*RAW RECORDS:*

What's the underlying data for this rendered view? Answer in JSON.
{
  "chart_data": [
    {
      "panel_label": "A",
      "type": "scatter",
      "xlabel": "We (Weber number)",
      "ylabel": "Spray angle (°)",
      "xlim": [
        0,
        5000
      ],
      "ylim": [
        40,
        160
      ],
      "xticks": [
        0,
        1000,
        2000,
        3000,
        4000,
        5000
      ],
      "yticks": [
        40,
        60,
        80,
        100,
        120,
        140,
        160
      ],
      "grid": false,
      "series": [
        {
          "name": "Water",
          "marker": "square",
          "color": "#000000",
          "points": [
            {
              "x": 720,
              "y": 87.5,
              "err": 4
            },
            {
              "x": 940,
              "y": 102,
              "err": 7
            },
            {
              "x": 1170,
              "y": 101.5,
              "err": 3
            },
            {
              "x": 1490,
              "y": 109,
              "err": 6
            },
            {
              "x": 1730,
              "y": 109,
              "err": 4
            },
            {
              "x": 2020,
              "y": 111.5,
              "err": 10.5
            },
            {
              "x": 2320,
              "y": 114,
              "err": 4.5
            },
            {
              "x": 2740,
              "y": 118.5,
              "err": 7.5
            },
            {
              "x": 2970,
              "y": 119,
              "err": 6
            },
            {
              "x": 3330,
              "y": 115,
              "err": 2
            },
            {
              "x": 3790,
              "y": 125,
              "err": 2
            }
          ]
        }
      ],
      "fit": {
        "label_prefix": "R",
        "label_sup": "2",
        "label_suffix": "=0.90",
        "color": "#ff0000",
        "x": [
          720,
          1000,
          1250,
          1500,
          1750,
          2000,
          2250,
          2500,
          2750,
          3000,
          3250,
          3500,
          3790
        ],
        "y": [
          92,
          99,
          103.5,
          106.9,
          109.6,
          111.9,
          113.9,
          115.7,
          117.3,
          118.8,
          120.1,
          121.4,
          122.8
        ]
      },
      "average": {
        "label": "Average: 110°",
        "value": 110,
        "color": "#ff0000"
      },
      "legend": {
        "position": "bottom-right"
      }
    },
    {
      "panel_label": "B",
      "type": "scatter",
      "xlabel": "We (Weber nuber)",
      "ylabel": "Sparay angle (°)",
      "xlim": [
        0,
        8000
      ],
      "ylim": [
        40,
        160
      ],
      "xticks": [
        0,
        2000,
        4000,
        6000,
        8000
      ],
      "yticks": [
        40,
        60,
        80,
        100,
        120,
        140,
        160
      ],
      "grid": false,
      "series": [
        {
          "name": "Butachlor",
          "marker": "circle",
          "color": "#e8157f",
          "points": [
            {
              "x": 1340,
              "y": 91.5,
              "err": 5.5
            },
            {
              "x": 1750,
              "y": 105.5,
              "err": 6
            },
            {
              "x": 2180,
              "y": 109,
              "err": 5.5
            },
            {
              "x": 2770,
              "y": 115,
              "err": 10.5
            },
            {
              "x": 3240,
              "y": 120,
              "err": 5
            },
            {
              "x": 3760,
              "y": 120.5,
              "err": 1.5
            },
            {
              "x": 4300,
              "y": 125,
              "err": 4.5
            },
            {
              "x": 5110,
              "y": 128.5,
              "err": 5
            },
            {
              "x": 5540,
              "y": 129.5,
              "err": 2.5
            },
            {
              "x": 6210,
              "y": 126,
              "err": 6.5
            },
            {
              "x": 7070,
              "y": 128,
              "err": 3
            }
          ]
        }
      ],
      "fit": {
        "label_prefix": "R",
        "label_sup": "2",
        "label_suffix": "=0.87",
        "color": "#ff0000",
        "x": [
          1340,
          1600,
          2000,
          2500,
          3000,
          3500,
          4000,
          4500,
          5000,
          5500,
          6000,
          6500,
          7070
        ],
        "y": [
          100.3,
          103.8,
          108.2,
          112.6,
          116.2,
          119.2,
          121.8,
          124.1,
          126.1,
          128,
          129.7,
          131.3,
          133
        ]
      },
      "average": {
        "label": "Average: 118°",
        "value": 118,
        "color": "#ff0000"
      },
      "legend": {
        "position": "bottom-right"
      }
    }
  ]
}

*TASK INSTRUCTIONS:*
Tally the lines above that contain the word "ylabel", and reply with only the number.

*CORRECT RESPONSE:*
2